[begin Extract provided]

Man, that's some trick. Did it just hang there in mid-air, suspended in time?









Mark


----------



## wolfwood (Sep 19, 2005)

Yikes! Looks like Southern NH is a hot spot !!! Whodathunkit?! Just checked the current temp - about 22F. Clouds have moved in so the night should be warmer than last night (but not near so perty







). Forecast is calling for 4-6" of the white stuff tomorrow (maybe up to 12" depending on storm force), running from just before morning commute







thru 'till just after evening commute ends. The drives will be lousy but I do LOVE it when it snows all day!!!! And this sets it up just right for the Christmas Tree search on Saturday - out to the woods, cut our own, drag it back, tie it on the TV, and home it goes. Think we'll get 2 this year - after all, Puff deserves to have her own!
-----------------------

vdub says "-- ..... And finally, the northern lights. Absolutely beautiful! We mostly saw the green ones, but on occassion the red ones would come up. It's worth a winter trip to Fairbanks just to see the northern lights."

[end Extract provided]
[begin Stored data]

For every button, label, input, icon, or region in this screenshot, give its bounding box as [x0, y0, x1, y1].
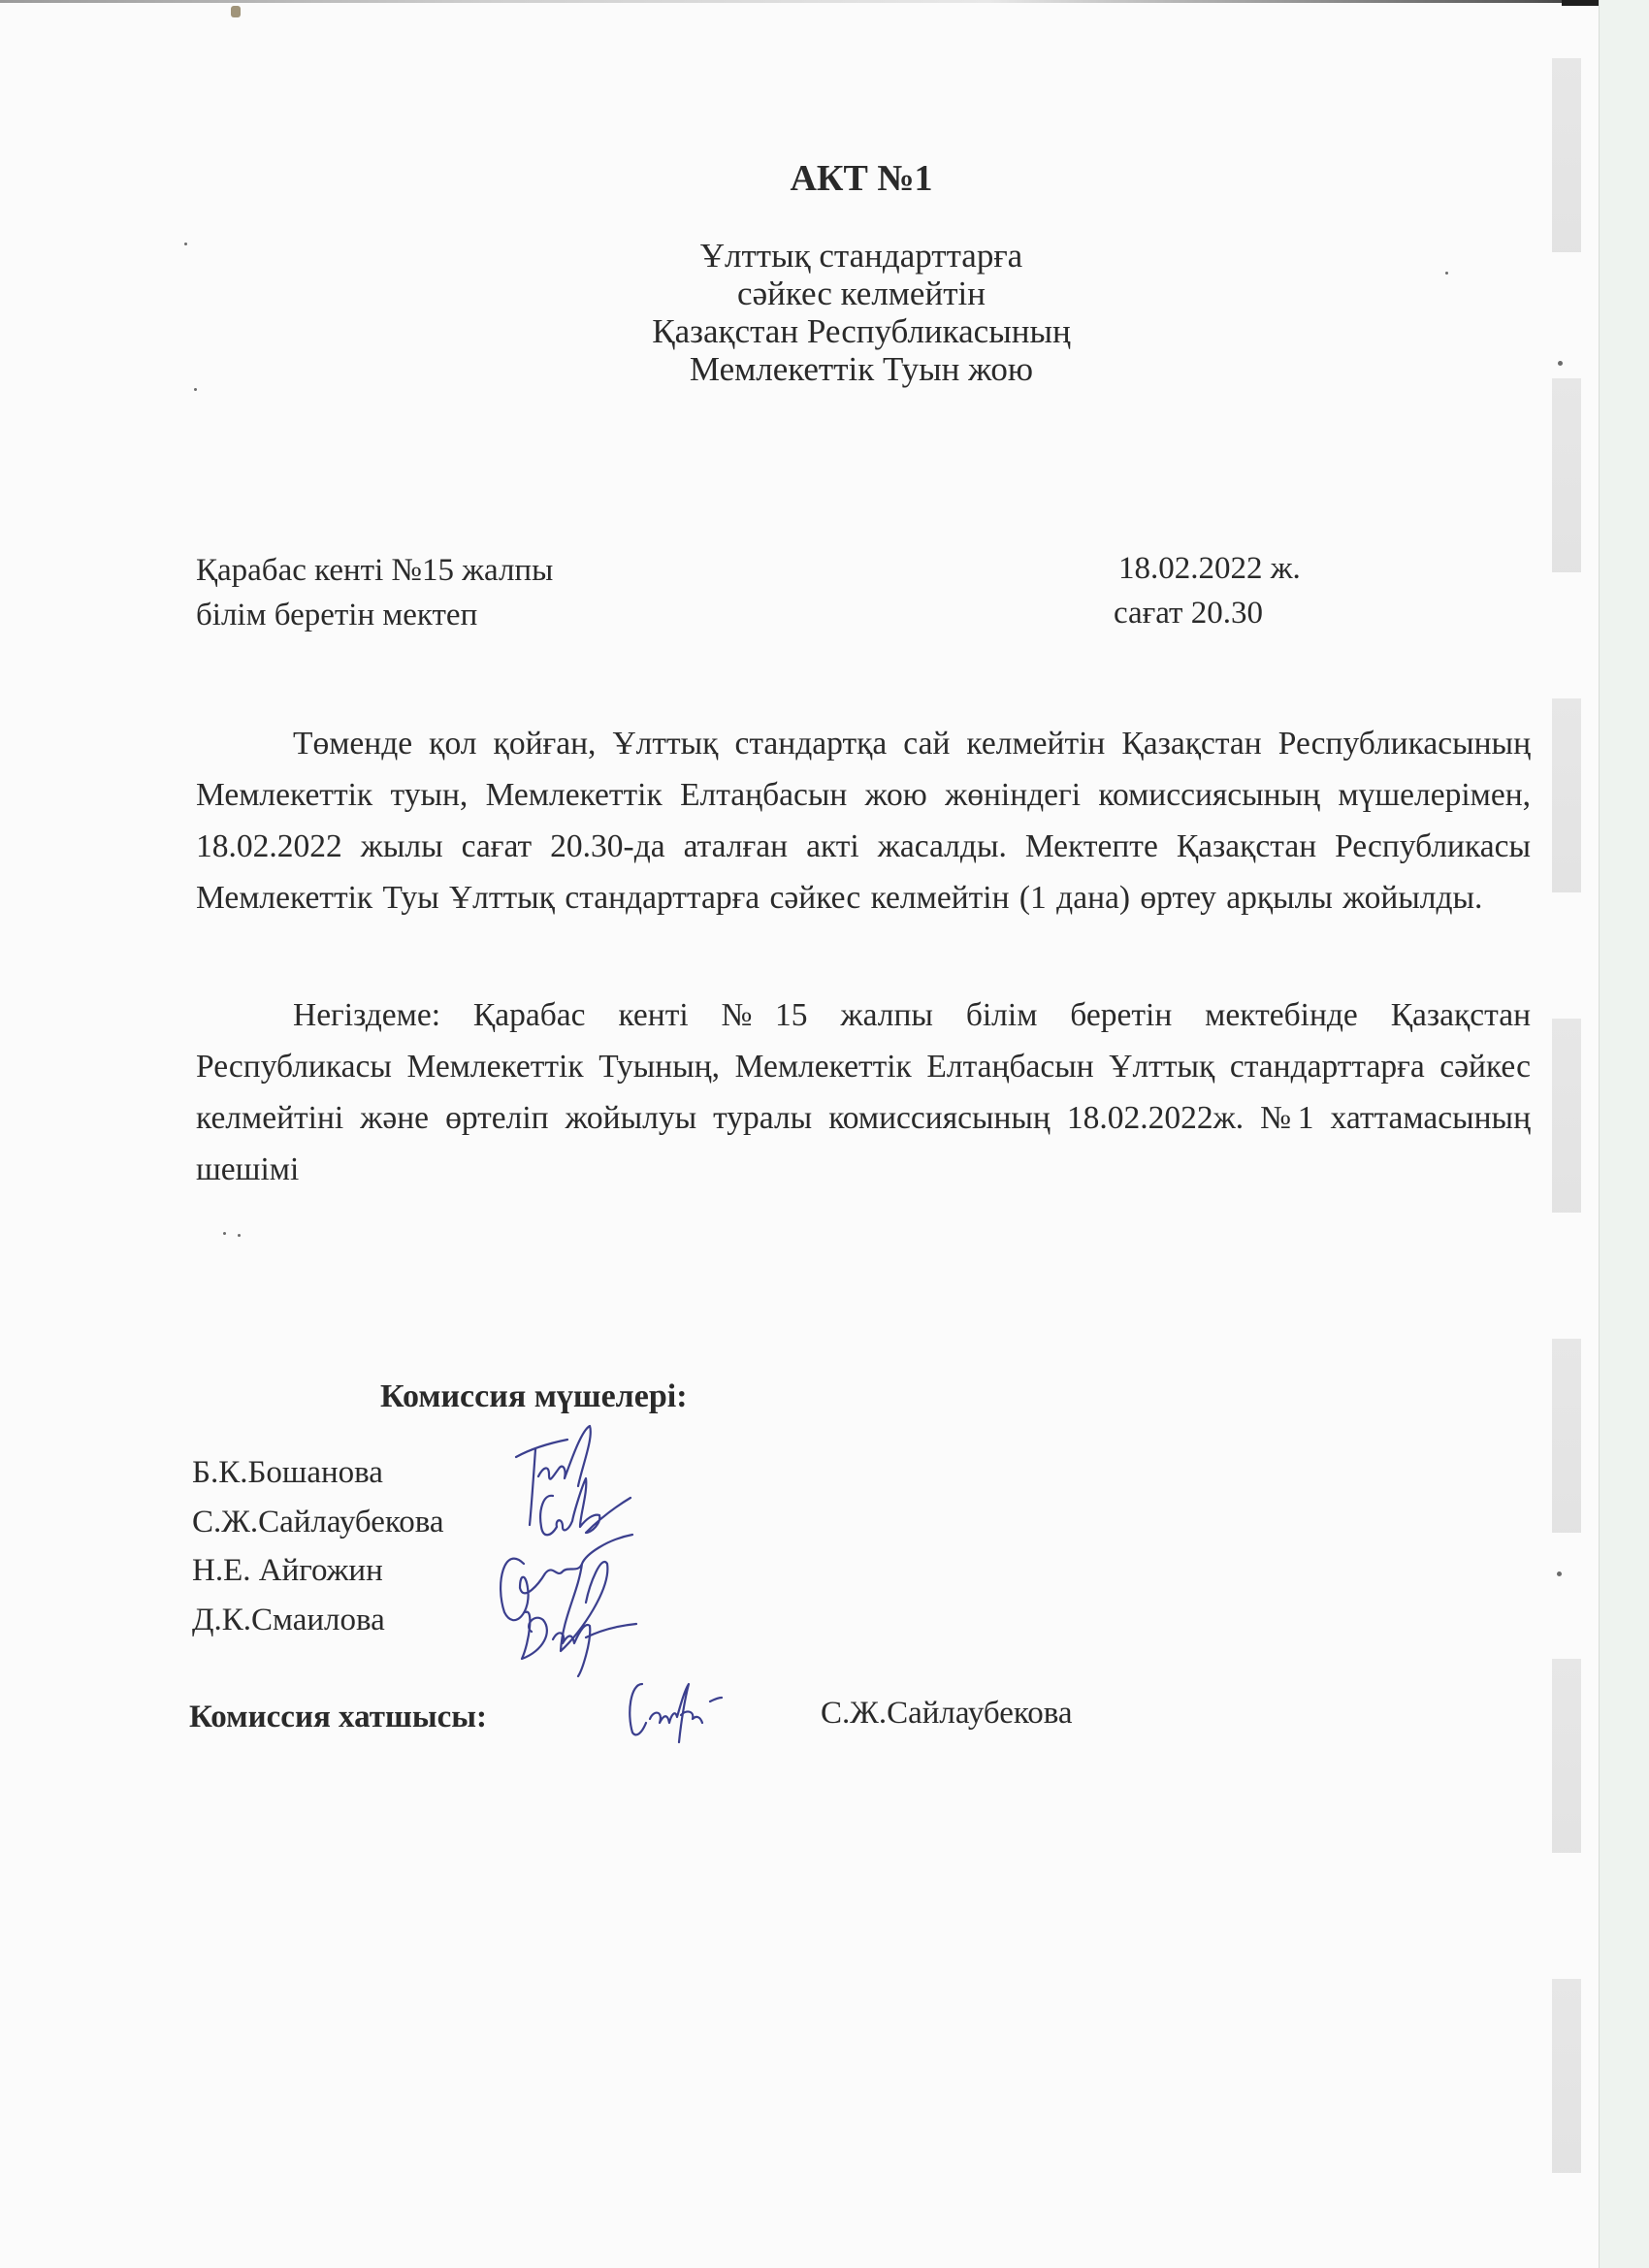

[end Stored data]

→ **What to do**: Update the forum thread from the words "thru 'till just" through the words "have her own!", substituting "Sunday" for "Saturday", and present the revised passage.

→ **Output below**:
thru 'till just after evening commute ends. The drives will be lousy but I do LOVE it when it snows all day!!!! And this sets it up just right for the Christmas Tree search on Sunday - out to the woods, cut our own, drag it back, tie it on the TV, and home it goes. Think we'll get 2 this year - after all, Puff deserves to have her own!